== What needs to be done ==
Keep only the lines that hold the string "kind", filtering out the rest of the entries below.

== Data to process ==
## start

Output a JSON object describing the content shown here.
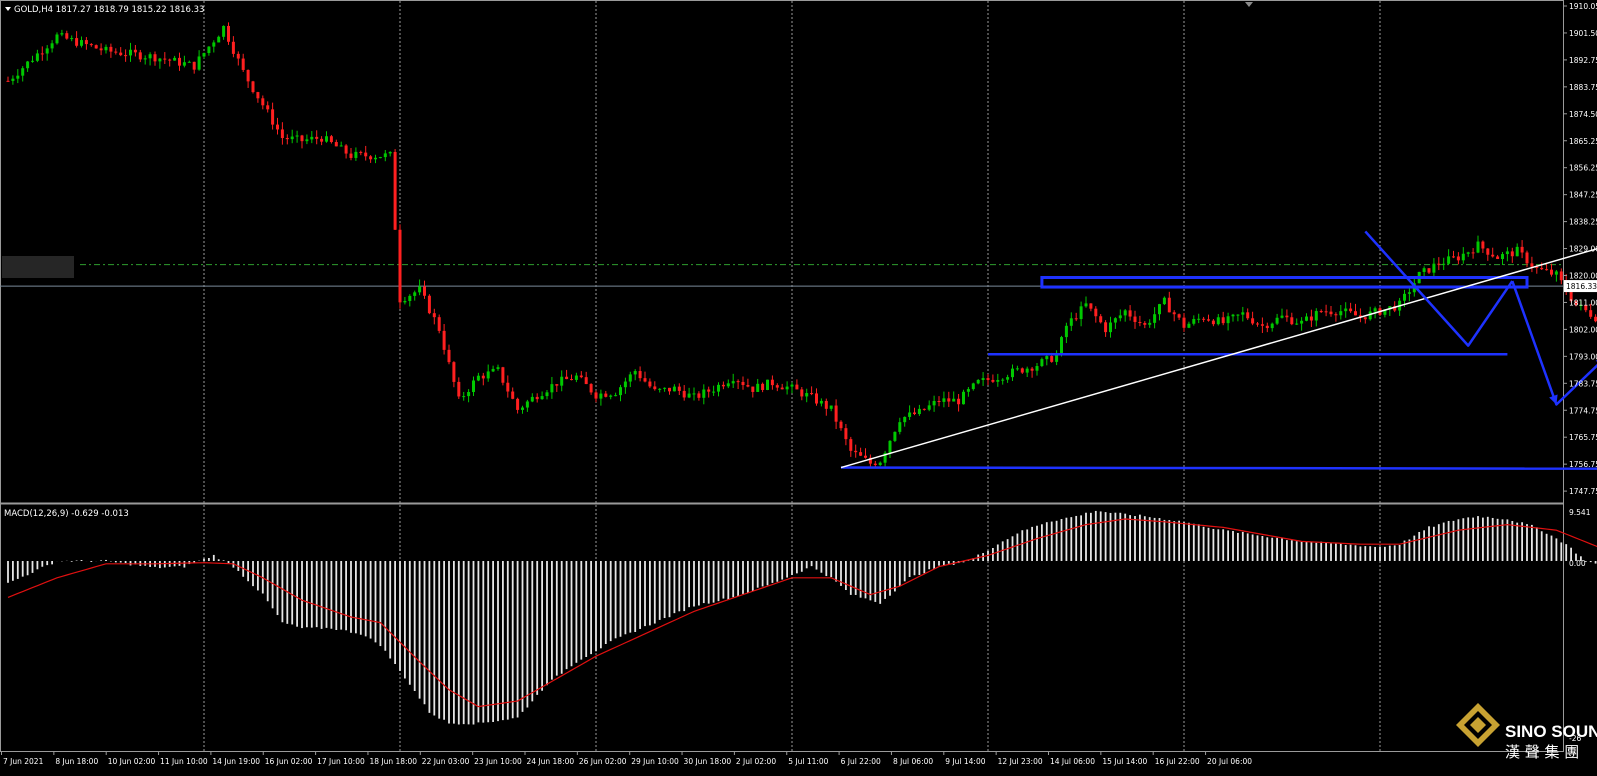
{
  "header": {
    "symbol_caption": "GOLD,H4  1817.27 1818.79 1815.22 1816.33",
    "macd_caption": "MACD(12,26,9) -0.629 -0.013"
  },
  "price_axis": {
    "ticks": [
      "1910.05",
      "1901.50",
      "1892.75",
      "1883.75",
      "1874.50",
      "1865.25",
      "1856.25",
      "1847.25",
      "1838.25",
      "1829.00",
      "1820.00",
      "1811.00",
      "1802.00",
      "1793.00",
      "1783.75",
      "1774.75",
      "1765.75",
      "1756.75",
      "1747.75"
    ],
    "current_price_label": "1816.33"
  },
  "macd_axis": {
    "ticks": [
      "9.541",
      "0.00",
      "-26"
    ]
  },
  "time_axis": {
    "labels": [
      "7 Jun 2021",
      "8 Jun 18:00",
      "10 Jun 02:00",
      "11 Jun 10:00",
      "14 Jun 19:00",
      "16 Jun 02:00",
      "17 Jun 10:00",
      "18 Jun 18:00",
      "22 Jun 03:00",
      "23 Jun 10:00",
      "24 Jun 18:00",
      "26 Jun 02:00",
      "29 Jun 10:00",
      "30 Jun 18:00",
      "2 Jul 02:00",
      "5 Jul 11:00",
      "6 Jul 22:00",
      "8 Jul 06:00",
      "9 Jul 14:00",
      "12 Jul 23:00",
      "14 Jul 06:00",
      "15 Jul 14:00",
      "16 Jul 22:00",
      "20 Jul 06:00"
    ]
  },
  "logo": {
    "name": "SINO SOUND",
    "subtitle": "漢 聲 集 團"
  },
  "colors": {
    "background": "#000000",
    "bull_candle": "#00c800",
    "bear_candle": "#ff2020",
    "grid": "#9a9a9a",
    "drawing_blue": "#1e32ff",
    "trendline": "#ffffff",
    "signal_line": "#e01010",
    "macd_histogram": "#e6e6e6",
    "dashed_level": "#2e9e2e"
  },
  "chart_data": {
    "type": "candlestick",
    "symbol": "GOLD",
    "timeframe": "H4",
    "last_bar": {
      "open": 1817.27,
      "high": 1818.79,
      "low": 1815.22,
      "close": 1816.33
    },
    "ylim": [
      1747.75,
      1910.05
    ],
    "grid": true,
    "price_keypoints": [
      [
        0,
        1885
      ],
      [
        10,
        1900
      ],
      [
        20,
        1895
      ],
      [
        30,
        1893
      ],
      [
        38,
        1890
      ],
      [
        44,
        1903
      ],
      [
        48,
        1888
      ],
      [
        52,
        1877
      ],
      [
        56,
        1866
      ],
      [
        60,
        1865
      ],
      [
        64,
        1866
      ],
      [
        70,
        1860
      ],
      [
        76,
        1860
      ],
      [
        78,
        1860
      ],
      [
        80,
        1812
      ],
      [
        84,
        1815
      ],
      [
        88,
        1802
      ],
      [
        92,
        1778
      ],
      [
        96,
        1786
      ],
      [
        100,
        1788
      ],
      [
        104,
        1775
      ],
      [
        108,
        1780
      ],
      [
        112,
        1784
      ],
      [
        116,
        1786
      ],
      [
        120,
        1780
      ],
      [
        124,
        1781
      ],
      [
        128,
        1788
      ],
      [
        132,
        1781
      ],
      [
        136,
        1782
      ],
      [
        140,
        1779
      ],
      [
        144,
        1782
      ],
      [
        148,
        1786
      ],
      [
        152,
        1782
      ],
      [
        156,
        1784
      ],
      [
        160,
        1782
      ],
      [
        164,
        1779
      ],
      [
        168,
        1775
      ],
      [
        172,
        1761
      ],
      [
        176,
        1757
      ],
      [
        178,
        1758
      ],
      [
        182,
        1772
      ],
      [
        186,
        1774
      ],
      [
        190,
        1778
      ],
      [
        194,
        1778
      ],
      [
        198,
        1784
      ],
      [
        202,
        1786
      ],
      [
        206,
        1788
      ],
      [
        210,
        1790
      ],
      [
        214,
        1793
      ],
      [
        216,
        1803
      ],
      [
        220,
        1810
      ],
      [
        224,
        1802
      ],
      [
        228,
        1808
      ],
      [
        232,
        1803
      ],
      [
        236,
        1811
      ],
      [
        240,
        1803
      ],
      [
        244,
        1806
      ],
      [
        248,
        1804
      ],
      [
        252,
        1807
      ],
      [
        256,
        1803
      ],
      [
        260,
        1806
      ],
      [
        264,
        1804
      ],
      [
        268,
        1808
      ],
      [
        272,
        1808
      ],
      [
        276,
        1806
      ],
      [
        280,
        1808
      ],
      [
        284,
        1810
      ],
      [
        288,
        1820
      ],
      [
        292,
        1824
      ],
      [
        296,
        1826
      ],
      [
        300,
        1830
      ],
      [
        304,
        1826
      ],
      [
        308,
        1828
      ],
      [
        312,
        1822
      ],
      [
        316,
        1820
      ],
      [
        320,
        1810
      ],
      [
        324,
        1806
      ],
      [
        328,
        1803
      ],
      [
        332,
        1807
      ],
      [
        336,
        1812
      ],
      [
        338,
        1816.33
      ]
    ],
    "macd_range": [
      -26,
      9.541
    ],
    "macd_keypoints": [
      [
        0,
        -4
      ],
      [
        10,
        0
      ],
      [
        20,
        0
      ],
      [
        30,
        -1.2
      ],
      [
        36,
        -1
      ],
      [
        42,
        1
      ],
      [
        46,
        -1
      ],
      [
        52,
        -6
      ],
      [
        56,
        -11
      ],
      [
        60,
        -12
      ],
      [
        66,
        -12
      ],
      [
        72,
        -13
      ],
      [
        76,
        -15
      ],
      [
        82,
        -22
      ],
      [
        86,
        -27
      ],
      [
        90,
        -29
      ],
      [
        96,
        -29
      ],
      [
        104,
        -28
      ],
      [
        110,
        -22
      ],
      [
        116,
        -18
      ],
      [
        124,
        -14
      ],
      [
        132,
        -11
      ],
      [
        140,
        -8
      ],
      [
        148,
        -6.5
      ],
      [
        156,
        -4
      ],
      [
        164,
        -1
      ],
      [
        168,
        -3
      ],
      [
        172,
        -6
      ],
      [
        176,
        -7
      ],
      [
        178,
        -7.5
      ],
      [
        184,
        -3
      ],
      [
        190,
        -1
      ],
      [
        196,
        0
      ],
      [
        200,
        2
      ],
      [
        206,
        5
      ],
      [
        212,
        7
      ],
      [
        218,
        8
      ],
      [
        222,
        9
      ],
      [
        226,
        8.5
      ],
      [
        232,
        8
      ],
      [
        240,
        7
      ],
      [
        248,
        5.5
      ],
      [
        256,
        4.5
      ],
      [
        264,
        3.5
      ],
      [
        272,
        3
      ],
      [
        280,
        2.5
      ],
      [
        284,
        3
      ],
      [
        290,
        6
      ],
      [
        296,
        7.5
      ],
      [
        300,
        8
      ],
      [
        306,
        7.5
      ],
      [
        312,
        6
      ],
      [
        318,
        3
      ],
      [
        322,
        0
      ],
      [
        326,
        -1
      ],
      [
        330,
        -2
      ],
      [
        334,
        -1.5
      ],
      [
        338,
        -0.629
      ]
    ],
    "signal_keypoints": [
      [
        0,
        -6.5
      ],
      [
        10,
        -3
      ],
      [
        20,
        -0.5
      ],
      [
        30,
        -0.5
      ],
      [
        40,
        -0.3
      ],
      [
        46,
        -0.5
      ],
      [
        52,
        -3
      ],
      [
        60,
        -7
      ],
      [
        70,
        -10
      ],
      [
        76,
        -11
      ],
      [
        84,
        -18
      ],
      [
        90,
        -23
      ],
      [
        96,
        -26
      ],
      [
        104,
        -25
      ],
      [
        110,
        -22
      ],
      [
        120,
        -17
      ],
      [
        130,
        -13
      ],
      [
        140,
        -9
      ],
      [
        150,
        -6
      ],
      [
        160,
        -3
      ],
      [
        168,
        -3
      ],
      [
        176,
        -6
      ],
      [
        182,
        -4.5
      ],
      [
        190,
        -1
      ],
      [
        200,
        1
      ],
      [
        210,
        4
      ],
      [
        220,
        6.5
      ],
      [
        228,
        7.5
      ],
      [
        236,
        7
      ],
      [
        248,
        6
      ],
      [
        264,
        3.5
      ],
      [
        276,
        3
      ],
      [
        284,
        3
      ],
      [
        296,
        5.5
      ],
      [
        306,
        6.5
      ],
      [
        316,
        5.5
      ],
      [
        326,
        2
      ],
      [
        332,
        0.5
      ],
      [
        338,
        -0.013
      ]
    ],
    "levels": [
      {
        "kind": "dashed",
        "price": 1823.5
      },
      {
        "kind": "current",
        "price": 1816.33
      }
    ],
    "drawings": [
      {
        "kind": "zone",
        "from": [
          211,
          1819.2
        ],
        "to": [
          310,
          1817.0
        ]
      },
      {
        "kind": "hline",
        "from": [
          200,
          1793.5
        ],
        "to": [
          306,
          1793.5
        ]
      },
      {
        "kind": "hline-arrow",
        "from": [
          170,
          1755.6
        ],
        "to": [
          333,
          1755.2
        ]
      },
      {
        "kind": "trendline",
        "from": [
          170,
          1755.6
        ],
        "to": [
          347,
          1839.6
        ]
      },
      {
        "kind": "path",
        "points": [
          [
            277,
            1834.6
          ],
          [
            298,
            1796.4
          ],
          [
            307,
            1818.0
          ]
        ]
      },
      {
        "kind": "path-arrow",
        "points": [
          [
            307,
            1818.0
          ],
          [
            316,
            1776.7
          ],
          [
            326,
            1792.4
          ],
          [
            334,
            1761.0
          ]
        ]
      }
    ]
  }
}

## end

== Final result ==
        "kind": "dashed",
        "kind": "current",
        "kind": "zone",
        "kind": "hline",
        "kind": "hline-arrow",
        "kind": "trendline",
        "kind": "path",
        "kind": "path-arrow",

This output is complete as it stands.